- **Source passage**
-=-=-=-=-

| Anecdote |
- Thomas Huestis' grandson wrote down some of his recollections in a series of essays written for the Halifax newspaper in 1927. Martin B Huestis wrote of his grandparents:
My grandfather Thomas Huestis and grandmother Phoebe Maybee, and I suppose many other loyalists, from N.Y. came by vessel up the Bay of Foundy to the French Beaubassin the marshes of Amherst and Tantremar hoping to get land dyked by the French who had been driven out. When they found this land all taken up they came down the Northumberland Straits and up Remsheg and other harbours. How they managed to shelter themselves until shacks or log houses could be built and their lots of land secured, is a problem. Some think that effects brought from New York to Amherst by vessels were afterward carried on rafts made of cedar or other trees towed by boats down to points on the Northumberland Straits. There was no one to welcome them.
My grandfather, Thomas Huestis, it seems had drawn a lot on the North Shore but preferred this location in the centre of Remsheg Harbor and no doubt on account of a fine spring he found there. He dug a well about 6 feet deep. It stands there yet as stoned up by him, the stones now thickly moss covered. It has never, I believe, run dry and the water is good. A family of Dottens took up lots alternate lots sufficient to make a large farm for each family. A good school house stands among these lots but I do not know what disposition was made of the 500 acres each to Minister, School and Commons.

-=-=-=-=-

- **Direction 1**
Count the lines of the entries that contain the string "Better", matching case, and give only that number.

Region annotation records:
-=-=-=-=-

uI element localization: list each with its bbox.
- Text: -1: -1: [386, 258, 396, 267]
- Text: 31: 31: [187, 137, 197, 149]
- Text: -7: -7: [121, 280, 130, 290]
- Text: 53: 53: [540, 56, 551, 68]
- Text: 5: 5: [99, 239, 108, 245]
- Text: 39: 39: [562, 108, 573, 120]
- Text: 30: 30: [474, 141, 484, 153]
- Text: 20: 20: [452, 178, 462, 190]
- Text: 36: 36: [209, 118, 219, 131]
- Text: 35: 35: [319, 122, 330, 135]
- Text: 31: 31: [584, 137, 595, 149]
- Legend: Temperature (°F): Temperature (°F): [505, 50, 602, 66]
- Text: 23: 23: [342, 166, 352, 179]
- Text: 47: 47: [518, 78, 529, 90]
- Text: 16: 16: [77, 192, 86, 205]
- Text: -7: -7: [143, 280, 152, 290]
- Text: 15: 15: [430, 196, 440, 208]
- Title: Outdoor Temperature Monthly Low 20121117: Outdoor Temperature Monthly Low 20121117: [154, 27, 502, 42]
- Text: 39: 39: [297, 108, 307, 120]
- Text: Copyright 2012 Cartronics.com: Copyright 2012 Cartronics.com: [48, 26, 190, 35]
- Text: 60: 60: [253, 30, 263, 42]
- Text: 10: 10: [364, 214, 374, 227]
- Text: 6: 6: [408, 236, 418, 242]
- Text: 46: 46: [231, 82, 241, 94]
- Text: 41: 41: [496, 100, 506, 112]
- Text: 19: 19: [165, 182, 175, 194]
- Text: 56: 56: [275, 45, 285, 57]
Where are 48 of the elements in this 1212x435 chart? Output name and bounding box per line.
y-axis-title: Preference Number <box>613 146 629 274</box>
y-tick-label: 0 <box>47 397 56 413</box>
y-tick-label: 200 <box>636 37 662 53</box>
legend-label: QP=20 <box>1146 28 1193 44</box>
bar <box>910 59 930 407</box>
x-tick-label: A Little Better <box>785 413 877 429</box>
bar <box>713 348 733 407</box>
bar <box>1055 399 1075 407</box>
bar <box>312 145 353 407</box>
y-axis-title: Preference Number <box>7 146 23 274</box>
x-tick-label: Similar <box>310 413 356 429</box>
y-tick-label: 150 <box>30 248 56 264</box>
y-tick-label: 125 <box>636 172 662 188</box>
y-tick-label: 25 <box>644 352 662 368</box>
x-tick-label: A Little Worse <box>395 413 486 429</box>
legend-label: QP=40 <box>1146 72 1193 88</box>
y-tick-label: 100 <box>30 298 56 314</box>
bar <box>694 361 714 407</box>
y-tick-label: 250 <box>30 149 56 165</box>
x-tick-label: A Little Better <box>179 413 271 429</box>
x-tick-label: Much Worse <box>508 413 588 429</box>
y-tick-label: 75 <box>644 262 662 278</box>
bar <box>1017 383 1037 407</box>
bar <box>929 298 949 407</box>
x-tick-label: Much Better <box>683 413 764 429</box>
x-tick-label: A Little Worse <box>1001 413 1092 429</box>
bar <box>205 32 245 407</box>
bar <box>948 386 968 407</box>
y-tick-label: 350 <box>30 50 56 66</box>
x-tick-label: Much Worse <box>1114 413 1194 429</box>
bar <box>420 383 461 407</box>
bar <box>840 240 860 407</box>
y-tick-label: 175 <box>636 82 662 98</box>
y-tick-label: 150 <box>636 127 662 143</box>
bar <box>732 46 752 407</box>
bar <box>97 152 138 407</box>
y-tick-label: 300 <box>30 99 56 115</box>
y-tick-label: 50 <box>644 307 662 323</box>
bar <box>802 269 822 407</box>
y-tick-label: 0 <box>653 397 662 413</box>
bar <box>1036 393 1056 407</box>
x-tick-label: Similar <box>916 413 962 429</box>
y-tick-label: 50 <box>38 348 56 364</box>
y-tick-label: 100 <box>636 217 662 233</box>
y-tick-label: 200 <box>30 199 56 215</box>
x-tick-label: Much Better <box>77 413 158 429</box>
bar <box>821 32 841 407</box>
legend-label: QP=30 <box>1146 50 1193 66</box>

-=-=-=-=-

- **Direction 2**
Reproduce the Thomas Huestis anecdote in full, word for word.

- **Output 1**
4

- **Output 2**
| Anecdote |
- Thomas Huestis' grandson wrote down some of his recollections in a series of essays written for the Halifax newspaper in 1927. Martin B Huestis wrote of his grandparents:
My grandfather Thomas Huestis and grandmother Phoebe Maybee, and I suppose many other loyalists, from N.Y. came by vessel up the Bay of Foundy to the French Beaubassin the marshes of Amherst and Tantremar hoping to get land dyked by the French who had been driven out. When they found this land all taken up they came down the Northumberland Straits and up Remsheg and other harbours. How they managed to shelter themselves until shacks or log houses could be built and their lots of land secured, is a problem. Some think that effects brought from New York to Amherst by vessels were afterward carried on rafts made of cedar or other trees towed by boats down to points on the Northumberland Straits. There was no one to welcome them.
My grandfather, Thomas Huestis, it seems had drawn a lot on the North Shore but preferred this location in the centre of Remsheg Harbor and no doubt on account of a fine spring he found there. He dug a well about 6 feet deep. It stands there yet as stoned up by him, the stones now thickly moss covered. It has never, I believe, run dry and the water is good. A family of Dottens took up lots alternate lots sufficient to make a large farm for each family. A good school house stands among these lots but I do not know what disposition was made of the 500 acres each to Minister, School and Commons.